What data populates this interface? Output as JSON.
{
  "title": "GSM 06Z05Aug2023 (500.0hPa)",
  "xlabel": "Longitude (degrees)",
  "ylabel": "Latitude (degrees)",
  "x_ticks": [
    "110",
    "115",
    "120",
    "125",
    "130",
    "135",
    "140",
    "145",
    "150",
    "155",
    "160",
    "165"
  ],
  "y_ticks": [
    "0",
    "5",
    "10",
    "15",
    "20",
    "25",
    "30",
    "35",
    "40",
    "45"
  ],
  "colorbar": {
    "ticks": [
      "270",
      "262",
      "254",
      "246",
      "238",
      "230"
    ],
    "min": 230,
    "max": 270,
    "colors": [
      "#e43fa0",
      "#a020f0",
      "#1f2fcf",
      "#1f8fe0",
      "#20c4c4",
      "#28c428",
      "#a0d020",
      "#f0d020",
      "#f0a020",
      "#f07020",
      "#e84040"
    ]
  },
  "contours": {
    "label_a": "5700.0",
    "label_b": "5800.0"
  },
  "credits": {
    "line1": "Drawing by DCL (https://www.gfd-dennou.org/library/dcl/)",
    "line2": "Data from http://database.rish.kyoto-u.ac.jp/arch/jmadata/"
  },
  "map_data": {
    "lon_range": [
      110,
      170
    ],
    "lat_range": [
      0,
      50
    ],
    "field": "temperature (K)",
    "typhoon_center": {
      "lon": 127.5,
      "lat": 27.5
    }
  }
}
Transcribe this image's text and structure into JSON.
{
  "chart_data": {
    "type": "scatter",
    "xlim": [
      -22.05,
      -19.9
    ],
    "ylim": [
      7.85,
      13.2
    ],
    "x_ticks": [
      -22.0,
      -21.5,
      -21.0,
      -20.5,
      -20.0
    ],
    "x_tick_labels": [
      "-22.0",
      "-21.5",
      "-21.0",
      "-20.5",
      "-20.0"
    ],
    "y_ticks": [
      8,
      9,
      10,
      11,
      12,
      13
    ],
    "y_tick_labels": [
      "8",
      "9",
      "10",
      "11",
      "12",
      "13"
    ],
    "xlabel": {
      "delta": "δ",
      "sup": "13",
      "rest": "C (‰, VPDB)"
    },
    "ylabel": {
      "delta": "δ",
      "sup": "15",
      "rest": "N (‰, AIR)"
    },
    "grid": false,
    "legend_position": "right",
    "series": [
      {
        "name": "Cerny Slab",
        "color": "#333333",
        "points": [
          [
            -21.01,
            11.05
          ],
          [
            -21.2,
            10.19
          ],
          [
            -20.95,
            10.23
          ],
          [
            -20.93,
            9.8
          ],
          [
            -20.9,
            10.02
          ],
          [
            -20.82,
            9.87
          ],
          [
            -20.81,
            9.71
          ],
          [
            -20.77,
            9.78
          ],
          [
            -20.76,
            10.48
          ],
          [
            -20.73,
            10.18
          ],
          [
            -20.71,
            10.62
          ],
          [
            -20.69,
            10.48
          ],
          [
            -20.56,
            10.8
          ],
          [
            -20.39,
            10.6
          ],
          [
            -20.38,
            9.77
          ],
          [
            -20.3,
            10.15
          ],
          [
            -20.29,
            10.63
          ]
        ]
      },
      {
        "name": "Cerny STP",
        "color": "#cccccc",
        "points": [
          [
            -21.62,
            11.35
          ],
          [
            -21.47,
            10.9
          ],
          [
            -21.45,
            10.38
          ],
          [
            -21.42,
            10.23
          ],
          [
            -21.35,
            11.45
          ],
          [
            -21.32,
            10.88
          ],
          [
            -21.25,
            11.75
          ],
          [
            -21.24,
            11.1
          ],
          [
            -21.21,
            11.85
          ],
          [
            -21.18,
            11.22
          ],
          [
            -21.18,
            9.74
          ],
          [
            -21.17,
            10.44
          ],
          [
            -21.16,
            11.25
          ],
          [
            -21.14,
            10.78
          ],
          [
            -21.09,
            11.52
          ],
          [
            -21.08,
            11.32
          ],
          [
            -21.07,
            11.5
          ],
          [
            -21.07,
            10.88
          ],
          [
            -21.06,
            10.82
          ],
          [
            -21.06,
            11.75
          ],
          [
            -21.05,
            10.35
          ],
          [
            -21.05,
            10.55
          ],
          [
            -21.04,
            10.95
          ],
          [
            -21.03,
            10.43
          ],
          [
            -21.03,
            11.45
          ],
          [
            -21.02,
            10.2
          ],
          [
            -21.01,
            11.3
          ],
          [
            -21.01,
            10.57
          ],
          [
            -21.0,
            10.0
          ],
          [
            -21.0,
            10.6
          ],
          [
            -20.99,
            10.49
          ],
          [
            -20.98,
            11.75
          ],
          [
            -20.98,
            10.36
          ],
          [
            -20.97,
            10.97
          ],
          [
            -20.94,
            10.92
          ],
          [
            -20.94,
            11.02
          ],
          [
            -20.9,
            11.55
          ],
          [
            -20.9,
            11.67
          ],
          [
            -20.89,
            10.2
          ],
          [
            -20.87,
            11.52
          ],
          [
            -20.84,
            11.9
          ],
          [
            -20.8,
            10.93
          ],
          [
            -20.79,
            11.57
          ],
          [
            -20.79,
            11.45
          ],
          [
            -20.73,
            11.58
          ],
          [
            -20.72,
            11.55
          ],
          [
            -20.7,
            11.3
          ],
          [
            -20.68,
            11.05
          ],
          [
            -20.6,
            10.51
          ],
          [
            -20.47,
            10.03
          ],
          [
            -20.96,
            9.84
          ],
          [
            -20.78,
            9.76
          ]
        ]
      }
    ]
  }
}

_ _ _ _ _

## PROBLEM STATEMENT
Repeat every entry exactly, please.

## SOLUTION TO THE PROBLEM
What data populates this interface? Output as JSON.
{
  "title": "GSM 06Z05Aug2023 (500.0hPa)",
  "xlabel": "Longitude (degrees)",
  "ylabel": "Latitude (degrees)",
  "x_ticks": [
    "110",
    "115",
    "120",
    "125",
    "130",
    "135",
    "140",
    "145",
    "150",
    "155",
    "160",
    "165"
  ],
  "y_ticks": [
    "0",
    "5",
    "10",
    "15",
    "20",
    "25",
    "30",
    "35",
    "40",
    "45"
  ],
  "colorbar": {
    "ticks": [
      "270",
      "262",
      "254",
      "246",
      "238",
      "230"
    ],
    "min": 230,
    "max": 270,
    "colors": [
      "#e43fa0",
      "#a020f0",
      "#1f2fcf",
      "#1f8fe0",
      "#20c4c4",
      "#28c428",
      "#a0d020",
      "#f0d020",
      "#f0a020",
      "#f07020",
      "#e84040"
    ]
  },
  "contours": {
    "label_a": "5700.0",
    "label_b": "5800.0"
  },
  "credits": {
    "line1": "Drawing by DCL (https://www.gfd-dennou.org/library/dcl/)",
    "line2": "Data from http://database.rish.kyoto-u.ac.jp/arch/jmadata/"
  },
  "map_data": {
    "lon_range": [
      110,
      170
    ],
    "lat_range": [
      0,
      50
    ],
    "field": "temperature (K)",
    "typhoon_center": {
      "lon": 127.5,
      "lat": 27.5
    }
  }
}
Transcribe this image's text and structure into JSON.
{
  "chart_data": {
    "type": "scatter",
    "xlim": [
      -22.05,
      -19.9
    ],
    "ylim": [
      7.85,
      13.2
    ],
    "x_ticks": [
      -22.0,
      -21.5,
      -21.0,
      -20.5,
      -20.0
    ],
    "x_tick_labels": [
      "-22.0",
      "-21.5",
      "-21.0",
      "-20.5",
      "-20.0"
    ],
    "y_ticks": [
      8,
      9,
      10,
      11,
      12,
      13
    ],
    "y_tick_labels": [
      "8",
      "9",
      "10",
      "11",
      "12",
      "13"
    ],
    "xlabel": {
      "delta": "δ",
      "sup": "13",
      "rest": "C (‰, VPDB)"
    },
    "ylabel": {
      "delta": "δ",
      "sup": "15",
      "rest": "N (‰, AIR)"
    },
    "grid": false,
    "legend_position": "right",
    "series": [
      {
        "name": "Cerny Slab",
        "color": "#333333",
        "points": [
          [
            -21.01,
            11.05
          ],
          [
            -21.2,
            10.19
          ],
          [
            -20.95,
            10.23
          ],
          [
            -20.93,
            9.8
          ],
          [
            -20.9,
            10.02
          ],
          [
            -20.82,
            9.87
          ],
          [
            -20.81,
            9.71
          ],
          [
            -20.77,
            9.78
          ],
          [
            -20.76,
            10.48
          ],
          [
            -20.73,
            10.18
          ],
          [
            -20.71,
            10.62
          ],
          [
            -20.69,
            10.48
          ],
          [
            -20.56,
            10.8
          ],
          [
            -20.39,
            10.6
          ],
          [
            -20.38,
            9.77
          ],
          [
            -20.3,
            10.15
          ],
          [
            -20.29,
            10.63
          ]
        ]
      },
      {
        "name": "Cerny STP",
        "color": "#cccccc",
        "points": [
          [
            -21.62,
            11.35
          ],
          [
            -21.47,
            10.9
          ],
          [
            -21.45,
            10.38
          ],
          [
            -21.42,
            10.23
          ],
          [
            -21.35,
            11.45
          ],
          [
            -21.32,
            10.88
          ],
          [
            -21.25,
            11.75
          ],
          [
            -21.24,
            11.1
          ],
          [
            -21.21,
            11.85
          ],
          [
            -21.18,
            11.22
          ],
          [
            -21.18,
            9.74
          ],
          [
            -21.17,
            10.44
          ],
          [
            -21.16,
            11.25
          ],
          [
            -21.14,
            10.78
          ],
          [
            -21.09,
            11.52
          ],
          [
            -21.08,
            11.32
          ],
          [
            -21.07,
            11.5
          ],
          [
            -21.07,
            10.88
          ],
          [
            -21.06,
            10.82
          ],
          [
            -21.06,
            11.75
          ],
          [
            -21.05,
            10.35
          ],
          [
            -21.05,
            10.55
          ],
          [
            -21.04,
            10.95
          ],
          [
            -21.03,
            10.43
          ],
          [
            -21.03,
            11.45
          ],
          [
            -21.02,
            10.2
          ],
          [
            -21.01,
            11.3
          ],
          [
            -21.01,
            10.57
          ],
          [
            -21.0,
            10.0
          ],
          [
            -21.0,
            10.6
          ],
          [
            -20.99,
            10.49
          ],
          [
            -20.98,
            11.75
          ],
          [
            -20.98,
            10.36
          ],
          [
            -20.97,
            10.97
          ],
          [
            -20.94,
            10.92
          ],
          [
            -20.94,
            11.02
          ],
          [
            -20.9,
            11.55
          ],
          [
            -20.9,
            11.67
          ],
          [
            -20.89,
            10.2
          ],
          [
            -20.87,
            11.52
          ],
          [
            -20.84,
            11.9
          ],
          [
            -20.8,
            10.93
          ],
          [
            -20.79,
            11.57
          ],
          [
            -20.79,
            11.45
          ],
          [
            -20.73,
            11.58
          ],
          [
            -20.72,
            11.55
          ],
          [
            -20.7,
            11.3
          ],
          [
            -20.68,
            11.05
          ],
          [
            -20.6,
            10.51
          ],
          [
            -20.47,
            10.03
          ],
          [
            -20.96,
            9.84
          ],
          [
            -20.78,
            9.76
          ]
        ]
      }
    ]
  }
}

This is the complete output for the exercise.